**Given task**
Search the data for the word "image". Reproduce every line where it is found.

Data entries for graphics

⟨

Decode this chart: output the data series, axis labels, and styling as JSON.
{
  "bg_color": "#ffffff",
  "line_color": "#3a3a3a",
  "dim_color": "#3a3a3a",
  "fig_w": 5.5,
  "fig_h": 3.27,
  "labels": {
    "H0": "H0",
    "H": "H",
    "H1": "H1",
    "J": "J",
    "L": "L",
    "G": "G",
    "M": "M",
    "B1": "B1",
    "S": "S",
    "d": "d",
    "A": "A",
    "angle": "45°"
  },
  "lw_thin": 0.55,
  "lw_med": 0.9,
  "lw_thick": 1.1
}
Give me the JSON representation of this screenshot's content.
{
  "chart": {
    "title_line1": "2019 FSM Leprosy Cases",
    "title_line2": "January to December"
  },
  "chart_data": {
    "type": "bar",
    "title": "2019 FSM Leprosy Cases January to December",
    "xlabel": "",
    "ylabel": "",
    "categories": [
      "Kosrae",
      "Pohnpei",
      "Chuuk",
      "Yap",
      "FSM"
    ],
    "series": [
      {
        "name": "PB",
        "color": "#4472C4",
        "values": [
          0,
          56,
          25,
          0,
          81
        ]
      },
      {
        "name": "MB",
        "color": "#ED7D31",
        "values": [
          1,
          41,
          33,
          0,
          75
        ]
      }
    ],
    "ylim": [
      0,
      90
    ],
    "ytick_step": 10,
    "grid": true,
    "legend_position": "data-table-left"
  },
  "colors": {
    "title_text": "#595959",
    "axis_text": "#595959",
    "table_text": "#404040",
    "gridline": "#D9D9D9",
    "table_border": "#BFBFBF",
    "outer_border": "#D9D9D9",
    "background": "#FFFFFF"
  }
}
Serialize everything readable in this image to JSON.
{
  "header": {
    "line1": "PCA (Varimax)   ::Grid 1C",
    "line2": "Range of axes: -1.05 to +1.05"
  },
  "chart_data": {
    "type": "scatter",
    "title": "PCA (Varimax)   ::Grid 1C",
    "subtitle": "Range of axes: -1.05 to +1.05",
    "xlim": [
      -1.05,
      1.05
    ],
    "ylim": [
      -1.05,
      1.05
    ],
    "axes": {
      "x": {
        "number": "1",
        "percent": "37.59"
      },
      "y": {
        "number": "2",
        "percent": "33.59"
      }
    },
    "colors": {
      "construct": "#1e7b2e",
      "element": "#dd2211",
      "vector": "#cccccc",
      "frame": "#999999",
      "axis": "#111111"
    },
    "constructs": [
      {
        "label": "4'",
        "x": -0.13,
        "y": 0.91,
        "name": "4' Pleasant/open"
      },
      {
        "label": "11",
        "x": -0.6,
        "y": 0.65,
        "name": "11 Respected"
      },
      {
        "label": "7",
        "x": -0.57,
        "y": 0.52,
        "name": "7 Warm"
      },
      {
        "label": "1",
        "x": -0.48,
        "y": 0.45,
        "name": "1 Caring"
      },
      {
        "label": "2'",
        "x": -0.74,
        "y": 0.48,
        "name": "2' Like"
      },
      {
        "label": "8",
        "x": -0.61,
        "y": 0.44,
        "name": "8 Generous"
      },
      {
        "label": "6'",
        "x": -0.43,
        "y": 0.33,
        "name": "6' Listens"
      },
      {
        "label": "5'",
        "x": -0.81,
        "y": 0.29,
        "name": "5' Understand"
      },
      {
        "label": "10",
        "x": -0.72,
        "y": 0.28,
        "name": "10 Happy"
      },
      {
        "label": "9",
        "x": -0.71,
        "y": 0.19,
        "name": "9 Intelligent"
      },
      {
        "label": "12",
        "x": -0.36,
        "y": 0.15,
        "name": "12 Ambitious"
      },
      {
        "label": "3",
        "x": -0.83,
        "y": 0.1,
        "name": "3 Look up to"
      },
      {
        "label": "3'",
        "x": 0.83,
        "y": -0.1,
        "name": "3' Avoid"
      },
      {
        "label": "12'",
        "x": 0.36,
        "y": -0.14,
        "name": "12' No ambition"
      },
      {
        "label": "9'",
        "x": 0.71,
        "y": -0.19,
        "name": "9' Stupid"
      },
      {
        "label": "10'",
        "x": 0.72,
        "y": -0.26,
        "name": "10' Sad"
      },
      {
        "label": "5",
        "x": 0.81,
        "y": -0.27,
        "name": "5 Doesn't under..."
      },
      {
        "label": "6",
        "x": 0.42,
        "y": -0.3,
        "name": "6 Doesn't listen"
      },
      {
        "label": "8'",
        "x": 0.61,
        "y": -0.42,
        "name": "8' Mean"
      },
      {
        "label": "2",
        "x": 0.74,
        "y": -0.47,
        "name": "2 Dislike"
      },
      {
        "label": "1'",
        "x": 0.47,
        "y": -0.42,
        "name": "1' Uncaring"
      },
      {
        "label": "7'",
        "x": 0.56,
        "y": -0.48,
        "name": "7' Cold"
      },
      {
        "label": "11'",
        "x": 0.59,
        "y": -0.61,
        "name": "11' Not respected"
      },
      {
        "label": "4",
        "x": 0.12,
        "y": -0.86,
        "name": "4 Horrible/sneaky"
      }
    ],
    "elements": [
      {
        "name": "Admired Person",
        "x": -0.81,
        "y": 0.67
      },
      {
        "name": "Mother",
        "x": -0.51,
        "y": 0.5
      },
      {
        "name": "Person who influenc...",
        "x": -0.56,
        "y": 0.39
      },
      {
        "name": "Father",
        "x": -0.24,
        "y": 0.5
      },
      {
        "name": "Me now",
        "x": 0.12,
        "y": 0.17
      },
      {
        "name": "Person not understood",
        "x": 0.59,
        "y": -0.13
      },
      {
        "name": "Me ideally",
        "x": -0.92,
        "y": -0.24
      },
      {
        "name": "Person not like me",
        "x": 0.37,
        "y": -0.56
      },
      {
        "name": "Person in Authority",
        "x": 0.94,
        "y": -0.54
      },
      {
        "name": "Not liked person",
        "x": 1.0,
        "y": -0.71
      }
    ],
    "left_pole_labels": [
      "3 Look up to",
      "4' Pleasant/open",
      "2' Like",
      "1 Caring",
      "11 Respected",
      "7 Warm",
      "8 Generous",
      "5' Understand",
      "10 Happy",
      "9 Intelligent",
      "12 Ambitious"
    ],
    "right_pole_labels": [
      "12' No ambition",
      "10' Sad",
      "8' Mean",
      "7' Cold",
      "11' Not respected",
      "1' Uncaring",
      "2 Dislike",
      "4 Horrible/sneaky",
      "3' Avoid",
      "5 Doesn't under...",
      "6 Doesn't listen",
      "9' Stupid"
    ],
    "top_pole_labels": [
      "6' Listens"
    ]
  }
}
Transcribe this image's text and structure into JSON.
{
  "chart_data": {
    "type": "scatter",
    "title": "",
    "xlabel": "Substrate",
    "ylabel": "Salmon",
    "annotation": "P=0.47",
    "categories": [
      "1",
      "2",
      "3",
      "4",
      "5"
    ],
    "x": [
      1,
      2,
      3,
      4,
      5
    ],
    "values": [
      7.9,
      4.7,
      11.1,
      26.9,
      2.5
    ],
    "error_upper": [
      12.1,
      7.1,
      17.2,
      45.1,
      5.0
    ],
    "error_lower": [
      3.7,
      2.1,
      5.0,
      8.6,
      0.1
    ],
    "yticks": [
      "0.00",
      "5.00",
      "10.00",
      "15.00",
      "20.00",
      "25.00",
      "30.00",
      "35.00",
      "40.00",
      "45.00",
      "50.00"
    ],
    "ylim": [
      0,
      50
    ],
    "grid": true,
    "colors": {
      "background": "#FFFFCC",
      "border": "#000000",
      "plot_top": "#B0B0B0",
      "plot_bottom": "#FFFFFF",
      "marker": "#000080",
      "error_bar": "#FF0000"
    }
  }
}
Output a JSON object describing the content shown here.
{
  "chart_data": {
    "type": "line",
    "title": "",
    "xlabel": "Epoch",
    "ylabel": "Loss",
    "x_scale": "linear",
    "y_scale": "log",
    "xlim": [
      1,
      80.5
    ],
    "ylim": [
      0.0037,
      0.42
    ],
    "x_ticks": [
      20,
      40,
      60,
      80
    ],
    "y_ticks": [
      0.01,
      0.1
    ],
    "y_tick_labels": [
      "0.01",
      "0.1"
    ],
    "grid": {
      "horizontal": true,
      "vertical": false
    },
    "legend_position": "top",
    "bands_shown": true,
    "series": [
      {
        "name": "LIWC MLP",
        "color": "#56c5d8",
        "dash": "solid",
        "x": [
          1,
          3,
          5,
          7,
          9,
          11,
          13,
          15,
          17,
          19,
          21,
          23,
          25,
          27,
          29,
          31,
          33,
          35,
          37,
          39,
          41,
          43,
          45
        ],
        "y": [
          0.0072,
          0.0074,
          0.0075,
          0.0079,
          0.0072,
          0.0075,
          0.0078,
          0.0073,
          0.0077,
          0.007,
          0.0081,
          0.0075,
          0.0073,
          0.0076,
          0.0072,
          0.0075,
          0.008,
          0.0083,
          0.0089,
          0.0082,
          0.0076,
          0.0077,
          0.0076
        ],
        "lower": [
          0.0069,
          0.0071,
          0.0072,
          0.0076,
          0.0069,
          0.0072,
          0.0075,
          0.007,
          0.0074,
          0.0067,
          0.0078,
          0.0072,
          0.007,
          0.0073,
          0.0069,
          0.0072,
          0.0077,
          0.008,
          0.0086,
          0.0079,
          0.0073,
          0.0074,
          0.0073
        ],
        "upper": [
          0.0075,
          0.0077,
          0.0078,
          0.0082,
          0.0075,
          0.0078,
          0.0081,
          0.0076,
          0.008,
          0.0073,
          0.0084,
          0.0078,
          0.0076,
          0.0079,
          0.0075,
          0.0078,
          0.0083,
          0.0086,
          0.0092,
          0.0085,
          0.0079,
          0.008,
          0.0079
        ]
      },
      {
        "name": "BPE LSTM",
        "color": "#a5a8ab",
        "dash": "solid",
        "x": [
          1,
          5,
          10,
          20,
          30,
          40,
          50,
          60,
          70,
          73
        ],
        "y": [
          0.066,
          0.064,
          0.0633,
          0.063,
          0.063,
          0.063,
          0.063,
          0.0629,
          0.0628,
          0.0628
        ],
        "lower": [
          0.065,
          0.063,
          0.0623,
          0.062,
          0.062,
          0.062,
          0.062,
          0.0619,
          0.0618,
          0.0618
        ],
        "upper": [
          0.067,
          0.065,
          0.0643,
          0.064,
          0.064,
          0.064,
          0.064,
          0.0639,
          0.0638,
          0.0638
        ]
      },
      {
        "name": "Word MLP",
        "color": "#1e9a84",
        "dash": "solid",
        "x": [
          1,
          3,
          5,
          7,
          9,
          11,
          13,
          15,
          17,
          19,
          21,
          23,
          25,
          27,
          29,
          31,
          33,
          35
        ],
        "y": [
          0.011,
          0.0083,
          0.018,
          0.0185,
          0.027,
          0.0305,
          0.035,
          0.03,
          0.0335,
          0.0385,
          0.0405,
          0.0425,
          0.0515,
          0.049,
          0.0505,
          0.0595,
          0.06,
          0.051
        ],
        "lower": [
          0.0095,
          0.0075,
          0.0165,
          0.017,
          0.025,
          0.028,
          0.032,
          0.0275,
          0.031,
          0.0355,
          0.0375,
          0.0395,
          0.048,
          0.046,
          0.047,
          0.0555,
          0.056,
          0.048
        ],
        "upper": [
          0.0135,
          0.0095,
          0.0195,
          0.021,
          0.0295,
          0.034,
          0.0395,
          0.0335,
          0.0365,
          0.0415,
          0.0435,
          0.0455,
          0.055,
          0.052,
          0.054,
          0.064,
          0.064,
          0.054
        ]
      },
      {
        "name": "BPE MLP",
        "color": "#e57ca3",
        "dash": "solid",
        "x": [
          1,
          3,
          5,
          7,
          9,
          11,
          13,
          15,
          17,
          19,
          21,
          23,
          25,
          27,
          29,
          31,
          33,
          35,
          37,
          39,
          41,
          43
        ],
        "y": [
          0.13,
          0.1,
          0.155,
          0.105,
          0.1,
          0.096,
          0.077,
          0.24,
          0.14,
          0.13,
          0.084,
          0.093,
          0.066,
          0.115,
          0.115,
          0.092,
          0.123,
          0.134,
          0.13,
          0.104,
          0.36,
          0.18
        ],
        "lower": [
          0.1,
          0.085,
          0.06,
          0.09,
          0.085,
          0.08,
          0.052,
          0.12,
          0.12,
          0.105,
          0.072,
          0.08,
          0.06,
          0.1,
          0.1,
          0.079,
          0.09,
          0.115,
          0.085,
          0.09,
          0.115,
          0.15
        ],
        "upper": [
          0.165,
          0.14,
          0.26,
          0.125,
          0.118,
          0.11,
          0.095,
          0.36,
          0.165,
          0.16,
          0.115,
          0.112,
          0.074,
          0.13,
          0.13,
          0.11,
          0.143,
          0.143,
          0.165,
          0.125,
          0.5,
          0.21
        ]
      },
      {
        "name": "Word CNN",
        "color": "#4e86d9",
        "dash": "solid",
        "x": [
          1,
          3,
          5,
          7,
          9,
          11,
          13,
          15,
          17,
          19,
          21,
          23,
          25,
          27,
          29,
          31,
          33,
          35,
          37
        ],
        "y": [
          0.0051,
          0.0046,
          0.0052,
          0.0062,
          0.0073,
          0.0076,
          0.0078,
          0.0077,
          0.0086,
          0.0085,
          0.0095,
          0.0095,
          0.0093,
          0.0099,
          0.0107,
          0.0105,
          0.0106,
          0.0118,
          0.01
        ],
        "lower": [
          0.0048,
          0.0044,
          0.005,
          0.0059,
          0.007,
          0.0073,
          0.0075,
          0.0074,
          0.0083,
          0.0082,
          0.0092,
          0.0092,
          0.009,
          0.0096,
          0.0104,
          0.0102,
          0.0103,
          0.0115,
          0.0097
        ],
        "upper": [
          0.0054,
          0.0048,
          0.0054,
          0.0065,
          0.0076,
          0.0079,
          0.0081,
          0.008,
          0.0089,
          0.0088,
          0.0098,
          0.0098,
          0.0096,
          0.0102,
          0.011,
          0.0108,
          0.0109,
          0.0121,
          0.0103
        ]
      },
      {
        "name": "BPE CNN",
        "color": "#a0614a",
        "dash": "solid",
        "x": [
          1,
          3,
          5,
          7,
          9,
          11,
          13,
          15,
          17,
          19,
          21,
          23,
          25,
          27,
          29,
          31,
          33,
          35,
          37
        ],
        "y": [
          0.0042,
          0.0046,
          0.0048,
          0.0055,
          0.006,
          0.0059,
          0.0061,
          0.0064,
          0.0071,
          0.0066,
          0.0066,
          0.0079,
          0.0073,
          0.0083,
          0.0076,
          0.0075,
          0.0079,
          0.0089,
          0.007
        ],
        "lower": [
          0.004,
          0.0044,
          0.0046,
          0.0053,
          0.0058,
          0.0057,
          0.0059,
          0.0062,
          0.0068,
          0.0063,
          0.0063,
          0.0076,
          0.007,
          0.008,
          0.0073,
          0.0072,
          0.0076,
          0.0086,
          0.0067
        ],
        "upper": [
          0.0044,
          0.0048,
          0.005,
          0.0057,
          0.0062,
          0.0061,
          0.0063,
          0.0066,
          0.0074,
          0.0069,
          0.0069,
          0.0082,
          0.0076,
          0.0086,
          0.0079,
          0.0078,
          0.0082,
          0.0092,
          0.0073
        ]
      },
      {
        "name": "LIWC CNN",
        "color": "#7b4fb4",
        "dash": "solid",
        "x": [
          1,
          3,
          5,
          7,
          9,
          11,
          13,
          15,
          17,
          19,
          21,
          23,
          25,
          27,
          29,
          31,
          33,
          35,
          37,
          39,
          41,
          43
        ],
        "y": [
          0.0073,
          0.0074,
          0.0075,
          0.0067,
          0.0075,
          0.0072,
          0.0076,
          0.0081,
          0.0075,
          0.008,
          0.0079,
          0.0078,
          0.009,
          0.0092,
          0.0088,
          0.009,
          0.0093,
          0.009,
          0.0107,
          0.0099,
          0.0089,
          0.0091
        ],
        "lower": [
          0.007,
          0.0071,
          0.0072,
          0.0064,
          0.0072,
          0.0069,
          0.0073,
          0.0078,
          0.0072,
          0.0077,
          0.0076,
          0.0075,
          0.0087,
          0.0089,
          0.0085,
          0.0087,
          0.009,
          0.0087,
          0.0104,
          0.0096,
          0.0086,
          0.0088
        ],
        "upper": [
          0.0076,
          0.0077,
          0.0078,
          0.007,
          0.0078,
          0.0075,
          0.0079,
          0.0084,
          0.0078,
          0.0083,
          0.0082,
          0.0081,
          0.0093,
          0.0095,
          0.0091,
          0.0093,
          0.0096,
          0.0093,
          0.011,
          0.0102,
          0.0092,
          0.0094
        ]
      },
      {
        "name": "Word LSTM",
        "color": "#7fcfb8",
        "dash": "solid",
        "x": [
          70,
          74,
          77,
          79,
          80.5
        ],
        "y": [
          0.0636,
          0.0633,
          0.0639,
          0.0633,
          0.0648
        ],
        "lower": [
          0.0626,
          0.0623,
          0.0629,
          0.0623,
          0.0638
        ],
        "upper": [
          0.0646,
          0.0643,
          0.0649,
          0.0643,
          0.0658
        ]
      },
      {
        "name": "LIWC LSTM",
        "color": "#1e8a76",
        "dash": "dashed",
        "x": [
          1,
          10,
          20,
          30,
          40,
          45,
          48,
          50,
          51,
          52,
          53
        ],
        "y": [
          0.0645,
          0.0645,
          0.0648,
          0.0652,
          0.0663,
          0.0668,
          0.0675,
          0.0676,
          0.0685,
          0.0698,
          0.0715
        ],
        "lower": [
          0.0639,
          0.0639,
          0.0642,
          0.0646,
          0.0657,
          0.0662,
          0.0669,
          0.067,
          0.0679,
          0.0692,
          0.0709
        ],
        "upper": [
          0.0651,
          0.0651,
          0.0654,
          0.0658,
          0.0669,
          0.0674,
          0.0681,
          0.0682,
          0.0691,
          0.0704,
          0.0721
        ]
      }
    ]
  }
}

⟩

**The solution**
Serialize everything readable in this image to JSON.
Transcribe this image's text and structure into JSON.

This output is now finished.